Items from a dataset
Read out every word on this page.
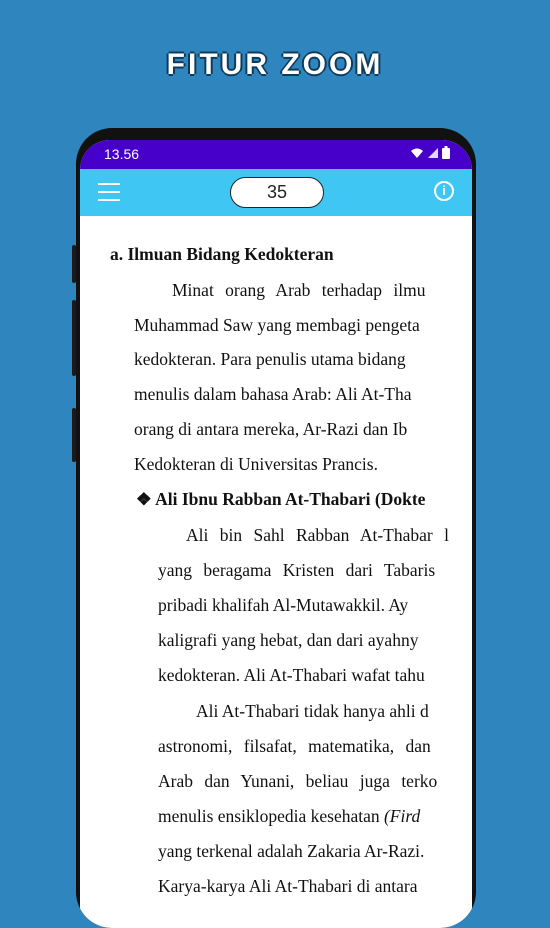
FITUR ZOOM
13.56
35	i
a. Ilmuan Bidang Kedokteran
Minat orang Arab terhadap ilmu
Muhammad Saw yang membagi pengeta
kedokteran. Para penulis utama bidang
menulis dalam bahasa Arab: Ali At-Tha
orang di antara mereka, Ar-Razi dan Ib
Kedokteran di Universitas Prancis.
❖ Ali Ibnu Rabban At-Thabari (Dokte
Ali bin Sahl Rabban At-Thabar l
yang beragama Kristen dari Tabaris
pribadi khalifah Al-Mutawakkil. Ay
kaligrafi yang hebat, dan dari ayahny
kedokteran. Ali At-Thabari wafat tahu
Ali At-Thabari tidak hanya ahli d
astronomi, filsafat, matematika, dan
Arab dan Yunani, beliau juga terko
menulis ensiklopedia kesehatan (Fird
yang terkenal adalah Zakaria Ar-Razi.
Karya-karya Ali At-Thabari di antara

* [Short exercise] Reproduce all entries without any change, and omit the pictures.

* [Solution]
Read out every word on this page.
FITUR ZOOM
13.56
35	i
a. Ilmuan Bidang Kedokteran
Minat orang Arab terhadap ilmu
Muhammad Saw yang membagi pengeta
kedokteran. Para penulis utama bidang
menulis dalam bahasa Arab: Ali At-Tha
orang di antara mereka, Ar-Razi dan Ib
Kedokteran di Universitas Prancis.
❖ Ali Ibnu Rabban At-Thabari (Dokte
Ali bin Sahl Rabban At-Thabar l
yang beragama Kristen dari Tabaris
pribadi khalifah Al-Mutawakkil. Ay
kaligrafi yang hebat, dan dari ayahny
kedokteran. Ali At-Thabari wafat tahu
Ali At-Thabari tidak hanya ahli d
astronomi, filsafat, matematika, dan
Arab dan Yunani, beliau juga terko
menulis ensiklopedia kesehatan (Fird
yang terkenal adalah Zakaria Ar-Razi.
Karya-karya Ali At-Thabari di antara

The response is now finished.